Spatial layout records →
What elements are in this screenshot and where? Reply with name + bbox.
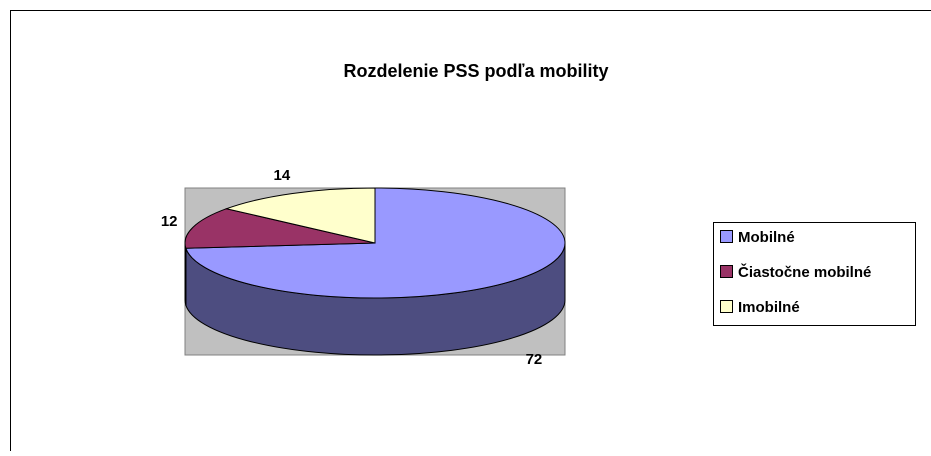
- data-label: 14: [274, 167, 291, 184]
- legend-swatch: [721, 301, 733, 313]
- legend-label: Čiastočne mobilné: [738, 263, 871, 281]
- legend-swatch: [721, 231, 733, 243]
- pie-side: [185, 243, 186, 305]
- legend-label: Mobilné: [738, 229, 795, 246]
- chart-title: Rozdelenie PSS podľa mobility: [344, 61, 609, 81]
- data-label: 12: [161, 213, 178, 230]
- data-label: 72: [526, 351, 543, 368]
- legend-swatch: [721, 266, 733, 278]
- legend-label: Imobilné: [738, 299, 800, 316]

--

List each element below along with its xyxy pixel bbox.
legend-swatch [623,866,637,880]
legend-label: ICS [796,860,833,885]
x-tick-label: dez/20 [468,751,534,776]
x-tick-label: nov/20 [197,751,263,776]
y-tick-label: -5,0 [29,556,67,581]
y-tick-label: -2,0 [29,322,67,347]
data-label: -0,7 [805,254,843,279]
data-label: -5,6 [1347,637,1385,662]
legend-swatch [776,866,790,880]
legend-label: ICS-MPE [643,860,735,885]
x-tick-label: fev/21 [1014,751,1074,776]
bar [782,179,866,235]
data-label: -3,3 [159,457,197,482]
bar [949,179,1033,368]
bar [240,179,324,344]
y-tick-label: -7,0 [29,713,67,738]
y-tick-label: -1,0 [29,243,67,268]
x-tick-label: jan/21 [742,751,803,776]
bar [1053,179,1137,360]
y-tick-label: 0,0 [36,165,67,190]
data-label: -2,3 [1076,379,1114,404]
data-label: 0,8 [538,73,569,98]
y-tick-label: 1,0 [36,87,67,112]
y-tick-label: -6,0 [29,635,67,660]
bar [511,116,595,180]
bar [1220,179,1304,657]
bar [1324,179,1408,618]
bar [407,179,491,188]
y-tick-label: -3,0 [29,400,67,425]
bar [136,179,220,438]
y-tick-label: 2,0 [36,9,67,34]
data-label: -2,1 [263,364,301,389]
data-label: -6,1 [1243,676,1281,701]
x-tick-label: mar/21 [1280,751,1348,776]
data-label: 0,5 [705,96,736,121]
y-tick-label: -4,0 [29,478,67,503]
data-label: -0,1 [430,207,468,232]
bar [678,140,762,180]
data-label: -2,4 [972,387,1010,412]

---

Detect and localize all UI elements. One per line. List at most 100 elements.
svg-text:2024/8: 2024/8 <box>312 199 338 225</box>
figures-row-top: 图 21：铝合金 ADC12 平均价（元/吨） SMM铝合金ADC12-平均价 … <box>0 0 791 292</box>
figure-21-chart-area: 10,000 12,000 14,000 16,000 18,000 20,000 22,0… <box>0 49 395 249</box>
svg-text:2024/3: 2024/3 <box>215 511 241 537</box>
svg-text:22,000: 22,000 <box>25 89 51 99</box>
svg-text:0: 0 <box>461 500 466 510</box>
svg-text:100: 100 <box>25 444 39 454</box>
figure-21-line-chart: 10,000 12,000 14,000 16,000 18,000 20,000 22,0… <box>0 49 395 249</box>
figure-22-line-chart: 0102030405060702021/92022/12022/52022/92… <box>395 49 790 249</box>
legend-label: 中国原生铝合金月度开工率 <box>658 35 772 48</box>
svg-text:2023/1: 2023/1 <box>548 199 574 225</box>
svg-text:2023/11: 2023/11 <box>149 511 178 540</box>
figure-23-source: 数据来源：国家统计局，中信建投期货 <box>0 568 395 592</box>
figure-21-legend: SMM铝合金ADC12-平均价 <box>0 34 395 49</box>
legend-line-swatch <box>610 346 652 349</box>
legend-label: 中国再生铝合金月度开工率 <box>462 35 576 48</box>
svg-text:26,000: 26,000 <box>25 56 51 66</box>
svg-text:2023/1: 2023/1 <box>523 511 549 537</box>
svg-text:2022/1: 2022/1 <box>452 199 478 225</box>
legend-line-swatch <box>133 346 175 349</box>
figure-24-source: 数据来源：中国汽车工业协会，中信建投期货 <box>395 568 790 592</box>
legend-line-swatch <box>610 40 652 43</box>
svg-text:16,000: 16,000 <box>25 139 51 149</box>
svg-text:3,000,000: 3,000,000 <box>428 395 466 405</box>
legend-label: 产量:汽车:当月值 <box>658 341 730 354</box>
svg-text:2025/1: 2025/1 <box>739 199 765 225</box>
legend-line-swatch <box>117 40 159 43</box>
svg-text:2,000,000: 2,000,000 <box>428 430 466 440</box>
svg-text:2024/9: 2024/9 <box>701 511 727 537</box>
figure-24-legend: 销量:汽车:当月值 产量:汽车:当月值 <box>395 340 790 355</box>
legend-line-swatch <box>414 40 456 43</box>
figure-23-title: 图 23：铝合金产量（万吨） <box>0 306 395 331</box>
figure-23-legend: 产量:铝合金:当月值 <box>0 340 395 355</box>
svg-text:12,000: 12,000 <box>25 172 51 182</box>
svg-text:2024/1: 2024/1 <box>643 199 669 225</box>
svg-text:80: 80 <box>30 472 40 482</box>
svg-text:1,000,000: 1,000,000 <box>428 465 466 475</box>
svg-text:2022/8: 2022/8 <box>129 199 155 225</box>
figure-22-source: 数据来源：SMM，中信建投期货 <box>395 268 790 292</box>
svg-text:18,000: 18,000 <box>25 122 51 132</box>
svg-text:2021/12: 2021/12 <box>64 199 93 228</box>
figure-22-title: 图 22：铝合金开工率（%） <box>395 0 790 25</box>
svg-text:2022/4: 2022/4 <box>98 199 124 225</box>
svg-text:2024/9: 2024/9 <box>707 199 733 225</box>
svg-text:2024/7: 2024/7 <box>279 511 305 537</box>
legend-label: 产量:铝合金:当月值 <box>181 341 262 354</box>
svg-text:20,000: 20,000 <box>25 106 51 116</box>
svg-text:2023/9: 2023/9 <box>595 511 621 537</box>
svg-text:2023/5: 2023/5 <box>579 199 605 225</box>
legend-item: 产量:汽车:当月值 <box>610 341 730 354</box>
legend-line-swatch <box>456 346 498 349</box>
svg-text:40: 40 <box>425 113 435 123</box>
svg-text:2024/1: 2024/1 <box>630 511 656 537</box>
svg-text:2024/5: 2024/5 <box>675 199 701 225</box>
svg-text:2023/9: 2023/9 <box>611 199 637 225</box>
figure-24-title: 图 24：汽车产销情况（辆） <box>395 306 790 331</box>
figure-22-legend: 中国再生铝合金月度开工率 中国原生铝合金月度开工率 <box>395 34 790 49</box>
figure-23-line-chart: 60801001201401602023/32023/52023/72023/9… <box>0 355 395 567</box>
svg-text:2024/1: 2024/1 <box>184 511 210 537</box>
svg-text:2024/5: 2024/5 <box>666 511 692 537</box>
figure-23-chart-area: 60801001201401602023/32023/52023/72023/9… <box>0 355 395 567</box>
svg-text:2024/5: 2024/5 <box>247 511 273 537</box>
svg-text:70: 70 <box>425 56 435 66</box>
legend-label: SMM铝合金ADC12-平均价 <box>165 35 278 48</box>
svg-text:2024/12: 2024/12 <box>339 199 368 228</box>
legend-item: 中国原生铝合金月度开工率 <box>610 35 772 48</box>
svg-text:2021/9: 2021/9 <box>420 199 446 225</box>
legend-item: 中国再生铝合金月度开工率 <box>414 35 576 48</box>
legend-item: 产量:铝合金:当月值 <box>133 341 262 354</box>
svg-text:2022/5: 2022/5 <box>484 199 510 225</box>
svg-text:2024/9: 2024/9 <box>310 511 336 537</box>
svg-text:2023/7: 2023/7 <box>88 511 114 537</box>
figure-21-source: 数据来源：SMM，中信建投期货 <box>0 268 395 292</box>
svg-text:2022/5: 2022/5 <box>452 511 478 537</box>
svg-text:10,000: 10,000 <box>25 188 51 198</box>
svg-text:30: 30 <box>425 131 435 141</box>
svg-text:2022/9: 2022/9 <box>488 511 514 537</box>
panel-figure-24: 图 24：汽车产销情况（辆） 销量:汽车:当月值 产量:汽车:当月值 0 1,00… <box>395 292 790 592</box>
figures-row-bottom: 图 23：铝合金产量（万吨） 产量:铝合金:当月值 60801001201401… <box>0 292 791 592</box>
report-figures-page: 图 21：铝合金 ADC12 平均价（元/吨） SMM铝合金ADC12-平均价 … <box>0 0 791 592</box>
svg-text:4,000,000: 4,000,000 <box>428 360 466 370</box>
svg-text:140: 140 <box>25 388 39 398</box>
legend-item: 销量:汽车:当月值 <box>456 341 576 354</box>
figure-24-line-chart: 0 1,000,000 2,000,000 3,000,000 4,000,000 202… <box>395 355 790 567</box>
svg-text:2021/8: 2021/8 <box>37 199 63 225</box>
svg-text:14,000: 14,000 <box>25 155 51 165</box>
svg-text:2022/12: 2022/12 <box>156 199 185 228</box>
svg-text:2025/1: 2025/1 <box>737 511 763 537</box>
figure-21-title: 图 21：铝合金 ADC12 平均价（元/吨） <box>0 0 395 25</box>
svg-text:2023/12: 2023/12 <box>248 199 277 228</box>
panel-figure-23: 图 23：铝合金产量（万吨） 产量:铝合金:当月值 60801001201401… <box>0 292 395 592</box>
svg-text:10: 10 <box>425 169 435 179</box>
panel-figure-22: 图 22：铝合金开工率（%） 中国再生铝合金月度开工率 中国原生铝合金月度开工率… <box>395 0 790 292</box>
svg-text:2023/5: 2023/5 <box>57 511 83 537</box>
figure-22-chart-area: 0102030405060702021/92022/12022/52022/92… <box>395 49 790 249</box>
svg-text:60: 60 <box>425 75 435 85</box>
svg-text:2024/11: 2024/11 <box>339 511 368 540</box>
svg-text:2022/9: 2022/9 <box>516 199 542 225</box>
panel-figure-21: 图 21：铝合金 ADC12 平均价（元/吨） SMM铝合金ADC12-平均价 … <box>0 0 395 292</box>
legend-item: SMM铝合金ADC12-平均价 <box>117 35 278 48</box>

GIVEN PROBLEM →
Can you rewrite the records from the line with "Detect and localize" through the line with "svg-text:2024/3: 2024/3 <box>215" as a Markdown table with the columns "Row" and "Line", numbering each row and leaving out any blank lines?

EXERCISE RESPONSE →
| Row | Line |
|---|---|
| 1 | Detect and localize all UI elements. One per line. List at most 100 elements. |
| 2 | svg-text:2024/8: 2024/8 <box>312 199 338 225</box> |
| 3 | figures-row-top: 图 21：铝合金 ADC12 平均价（元/吨） SMM铝合金ADC12-平均价 … <box>0 0 791 292</box> |
| 4 | figure-21-chart-area: 10,000 12,000 14,000 16,000 18,000 20,000 22,0… <box>0 49 395 249</box> |
| 5 | svg-text:2024/3: 2024/3 <box>215 511 241 537</box> |